* Start *

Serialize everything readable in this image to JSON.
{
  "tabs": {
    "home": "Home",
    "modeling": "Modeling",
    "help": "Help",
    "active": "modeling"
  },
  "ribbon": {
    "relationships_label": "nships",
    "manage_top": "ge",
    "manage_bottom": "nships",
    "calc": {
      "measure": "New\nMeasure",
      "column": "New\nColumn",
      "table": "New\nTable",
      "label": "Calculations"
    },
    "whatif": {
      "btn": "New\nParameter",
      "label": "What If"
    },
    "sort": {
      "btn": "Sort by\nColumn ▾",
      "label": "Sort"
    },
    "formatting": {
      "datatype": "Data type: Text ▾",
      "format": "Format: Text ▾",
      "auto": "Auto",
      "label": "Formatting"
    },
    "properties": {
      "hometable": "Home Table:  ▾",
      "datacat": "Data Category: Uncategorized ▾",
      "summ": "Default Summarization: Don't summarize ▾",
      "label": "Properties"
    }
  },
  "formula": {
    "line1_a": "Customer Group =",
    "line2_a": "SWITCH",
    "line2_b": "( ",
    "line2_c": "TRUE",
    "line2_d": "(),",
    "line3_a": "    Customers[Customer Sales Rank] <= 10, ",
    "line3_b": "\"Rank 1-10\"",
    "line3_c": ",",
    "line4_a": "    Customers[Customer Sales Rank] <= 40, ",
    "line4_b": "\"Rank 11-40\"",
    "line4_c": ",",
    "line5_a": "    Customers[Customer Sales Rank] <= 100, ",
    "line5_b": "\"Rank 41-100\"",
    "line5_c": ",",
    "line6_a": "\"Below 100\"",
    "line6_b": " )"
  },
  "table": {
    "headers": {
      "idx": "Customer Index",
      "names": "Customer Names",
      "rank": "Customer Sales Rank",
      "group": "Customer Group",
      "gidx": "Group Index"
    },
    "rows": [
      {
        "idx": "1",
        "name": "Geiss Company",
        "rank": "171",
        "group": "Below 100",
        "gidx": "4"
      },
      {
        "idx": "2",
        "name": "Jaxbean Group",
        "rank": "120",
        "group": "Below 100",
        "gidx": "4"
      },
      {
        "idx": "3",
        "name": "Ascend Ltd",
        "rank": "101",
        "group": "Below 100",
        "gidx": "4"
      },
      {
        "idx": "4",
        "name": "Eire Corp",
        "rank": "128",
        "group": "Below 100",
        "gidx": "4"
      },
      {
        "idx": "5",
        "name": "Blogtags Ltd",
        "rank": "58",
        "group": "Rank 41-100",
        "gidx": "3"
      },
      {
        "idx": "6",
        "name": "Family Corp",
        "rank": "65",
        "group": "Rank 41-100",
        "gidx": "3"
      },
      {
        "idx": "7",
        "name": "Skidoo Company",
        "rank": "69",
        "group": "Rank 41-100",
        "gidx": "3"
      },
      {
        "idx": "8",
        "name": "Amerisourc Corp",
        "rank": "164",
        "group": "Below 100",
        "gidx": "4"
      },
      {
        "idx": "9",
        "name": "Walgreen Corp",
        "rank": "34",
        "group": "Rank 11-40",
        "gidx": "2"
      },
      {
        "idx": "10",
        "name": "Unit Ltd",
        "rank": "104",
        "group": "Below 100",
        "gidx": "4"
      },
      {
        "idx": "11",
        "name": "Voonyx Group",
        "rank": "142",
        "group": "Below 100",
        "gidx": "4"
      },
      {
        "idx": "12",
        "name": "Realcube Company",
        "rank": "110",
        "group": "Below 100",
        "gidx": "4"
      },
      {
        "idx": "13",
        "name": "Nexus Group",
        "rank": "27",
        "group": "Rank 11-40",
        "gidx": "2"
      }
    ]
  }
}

* End *

> What the task requires
Return every record above exactly as it appears.

> Written solution
Serialize everything readable in this image to JSON.
{
  "tabs": {
    "home": "Home",
    "modeling": "Modeling",
    "help": "Help",
    "active": "modeling"
  },
  "ribbon": {
    "relationships_label": "nships",
    "manage_top": "ge",
    "manage_bottom": "nships",
    "calc": {
      "measure": "New\nMeasure",
      "column": "New\nColumn",
      "table": "New\nTable",
      "label": "Calculations"
    },
    "whatif": {
      "btn": "New\nParameter",
      "label": "What If"
    },
    "sort": {
      "btn": "Sort by\nColumn ▾",
      "label": "Sort"
    },
    "formatting": {
      "datatype": "Data type: Text ▾",
      "format": "Format: Text ▾",
      "auto": "Auto",
      "label": "Formatting"
    },
    "properties": {
      "hometable": "Home Table:  ▾",
      "datacat": "Data Category: Uncategorized ▾",
      "summ": "Default Summarization: Don't summarize ▾",
      "label": "Properties"
    }
  },
  "formula": {
    "line1_a": "Customer Group =",
    "line2_a": "SWITCH",
    "line2_b": "( ",
    "line2_c": "TRUE",
    "line2_d": "(),",
    "line3_a": "    Customers[Customer Sales Rank] <= 10, ",
    "line3_b": "\"Rank 1-10\"",
    "line3_c": ",",
    "line4_a": "    Customers[Customer Sales Rank] <= 40, ",
    "line4_b": "\"Rank 11-40\"",
    "line4_c": ",",
    "line5_a": "    Customers[Customer Sales Rank] <= 100, ",
    "line5_b": "\"Rank 41-100\"",
    "line5_c": ",",
    "line6_a": "\"Below 100\"",
    "line6_b": " )"
  },
  "table": {
    "headers": {
      "idx": "Customer Index",
      "names": "Customer Names",
      "rank": "Customer Sales Rank",
      "group": "Customer Group",
      "gidx": "Group Index"
    },
    "rows": [
      {
        "idx": "1",
        "name": "Geiss Company",
        "rank": "171",
        "group": "Below 100",
        "gidx": "4"
      },
      {
        "idx": "2",
        "name": "Jaxbean Group",
        "rank": "120",
        "group": "Below 100",
        "gidx": "4"
      },
      {
        "idx": "3",
        "name": "Ascend Ltd",
        "rank": "101",
        "group": "Below 100",
        "gidx": "4"
      },
      {
        "idx": "4",
        "name": "Eire Corp",
        "rank": "128",
        "group": "Below 100",
        "gidx": "4"
      },
      {
        "idx": "5",
        "name": "Blogtags Ltd",
        "rank": "58",
        "group": "Rank 41-100",
        "gidx": "3"
      },
      {
        "idx": "6",
        "name": "Family Corp",
        "rank": "65",
        "group": "Rank 41-100",
        "gidx": "3"
      },
      {
        "idx": "7",
        "name": "Skidoo Company",
        "rank": "69",
        "group": "Rank 41-100",
        "gidx": "3"
      },
      {
        "idx": "8",
        "name": "Amerisourc Corp",
        "rank": "164",
        "group": "Below 100",
        "gidx": "4"
      },
      {
        "idx": "9",
        "name": "Walgreen Corp",
        "rank": "34",
        "group": "Rank 11-40",
        "gidx": "2"
      },
      {
        "idx": "10",
        "name": "Unit Ltd",
        "rank": "104",
        "group": "Below 100",
        "gidx": "4"
      },
      {
        "idx": "11",
        "name": "Voonyx Group",
        "rank": "142",
        "group": "Below 100",
        "gidx": "4"
      },
      {
        "idx": "12",
        "name": "Realcube Company",
        "rank": "110",
        "group": "Below 100",
        "gidx": "4"
      },
      {
        "idx": "13",
        "name": "Nexus Group",
        "rank": "27",
        "group": "Rank 11-40",
        "gidx": "2"
      }
    ]
  }
}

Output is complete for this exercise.